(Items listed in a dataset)
■ ■ ■ ■ ■

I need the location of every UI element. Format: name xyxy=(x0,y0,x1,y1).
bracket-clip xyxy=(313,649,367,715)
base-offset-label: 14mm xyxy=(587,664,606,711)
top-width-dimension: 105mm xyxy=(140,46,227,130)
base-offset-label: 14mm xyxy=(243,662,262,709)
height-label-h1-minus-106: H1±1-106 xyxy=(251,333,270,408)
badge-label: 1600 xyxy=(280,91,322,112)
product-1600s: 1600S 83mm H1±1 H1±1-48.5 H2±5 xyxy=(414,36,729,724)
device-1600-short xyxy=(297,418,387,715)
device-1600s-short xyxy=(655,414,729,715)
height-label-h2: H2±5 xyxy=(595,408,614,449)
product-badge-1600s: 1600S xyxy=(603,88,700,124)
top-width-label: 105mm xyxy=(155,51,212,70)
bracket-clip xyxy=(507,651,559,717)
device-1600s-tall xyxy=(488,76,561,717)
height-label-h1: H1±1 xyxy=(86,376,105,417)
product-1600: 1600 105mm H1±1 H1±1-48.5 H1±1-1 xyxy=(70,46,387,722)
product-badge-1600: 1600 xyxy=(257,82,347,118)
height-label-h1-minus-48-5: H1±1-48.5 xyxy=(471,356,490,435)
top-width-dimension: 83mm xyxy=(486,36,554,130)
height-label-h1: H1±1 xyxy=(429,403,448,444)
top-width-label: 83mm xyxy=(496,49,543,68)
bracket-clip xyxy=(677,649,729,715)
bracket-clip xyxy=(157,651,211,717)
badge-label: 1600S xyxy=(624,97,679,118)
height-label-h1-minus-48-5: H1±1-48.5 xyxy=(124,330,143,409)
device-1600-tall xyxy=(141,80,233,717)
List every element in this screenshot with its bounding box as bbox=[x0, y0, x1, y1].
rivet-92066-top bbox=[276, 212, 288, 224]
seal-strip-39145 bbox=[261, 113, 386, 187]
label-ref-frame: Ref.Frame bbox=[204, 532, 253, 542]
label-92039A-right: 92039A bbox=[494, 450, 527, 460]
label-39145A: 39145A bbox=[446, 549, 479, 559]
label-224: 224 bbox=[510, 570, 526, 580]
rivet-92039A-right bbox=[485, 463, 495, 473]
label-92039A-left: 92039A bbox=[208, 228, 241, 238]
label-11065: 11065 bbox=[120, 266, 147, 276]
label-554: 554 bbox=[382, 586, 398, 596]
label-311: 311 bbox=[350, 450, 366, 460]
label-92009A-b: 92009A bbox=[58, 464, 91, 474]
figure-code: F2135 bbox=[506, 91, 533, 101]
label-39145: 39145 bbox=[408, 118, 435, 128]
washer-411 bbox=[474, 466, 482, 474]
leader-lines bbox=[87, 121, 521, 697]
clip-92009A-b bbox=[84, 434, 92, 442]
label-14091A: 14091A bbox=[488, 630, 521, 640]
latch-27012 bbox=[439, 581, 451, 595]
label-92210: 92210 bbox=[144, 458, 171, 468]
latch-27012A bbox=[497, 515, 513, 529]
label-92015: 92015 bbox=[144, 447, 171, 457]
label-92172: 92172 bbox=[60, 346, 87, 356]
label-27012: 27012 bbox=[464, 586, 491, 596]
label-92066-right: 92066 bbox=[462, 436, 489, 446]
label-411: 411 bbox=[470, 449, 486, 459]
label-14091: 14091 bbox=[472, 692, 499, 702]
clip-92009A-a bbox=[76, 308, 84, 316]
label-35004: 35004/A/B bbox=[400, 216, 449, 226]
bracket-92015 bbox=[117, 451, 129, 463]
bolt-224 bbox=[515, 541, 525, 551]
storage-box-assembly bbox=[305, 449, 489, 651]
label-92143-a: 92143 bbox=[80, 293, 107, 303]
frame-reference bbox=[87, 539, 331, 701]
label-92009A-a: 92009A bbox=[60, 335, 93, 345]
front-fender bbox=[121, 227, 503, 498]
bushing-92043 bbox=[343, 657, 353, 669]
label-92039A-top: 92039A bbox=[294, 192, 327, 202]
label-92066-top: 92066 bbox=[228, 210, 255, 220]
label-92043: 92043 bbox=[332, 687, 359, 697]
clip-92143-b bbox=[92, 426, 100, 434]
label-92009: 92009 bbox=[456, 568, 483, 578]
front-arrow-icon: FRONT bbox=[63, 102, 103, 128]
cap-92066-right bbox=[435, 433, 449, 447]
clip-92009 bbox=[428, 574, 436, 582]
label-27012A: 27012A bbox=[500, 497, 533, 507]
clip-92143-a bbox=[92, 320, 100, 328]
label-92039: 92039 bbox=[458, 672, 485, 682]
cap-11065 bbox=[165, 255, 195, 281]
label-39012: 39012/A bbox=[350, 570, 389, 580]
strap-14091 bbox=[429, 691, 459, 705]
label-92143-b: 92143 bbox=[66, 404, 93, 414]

■ ■ ■ ■ ■

(What to do) Echo back the lines from the start of the records through the line containing "product-1600s: 1600S 83mm", both ends included.

(Task answer)
I need the location of every UI element. Format: name xyxy=(x0,y0,x1,y1).
bracket-clip xyxy=(313,649,367,715)
base-offset-label: 14mm xyxy=(587,664,606,711)
top-width-dimension: 105mm xyxy=(140,46,227,130)
base-offset-label: 14mm xyxy=(243,662,262,709)
height-label-h1-minus-106: H1±1-106 xyxy=(251,333,270,408)
badge-label: 1600 xyxy=(280,91,322,112)
product-1600s: 1600S 83mm H1±1 H1±1-48.5 H2±5 xyxy=(414,36,729,724)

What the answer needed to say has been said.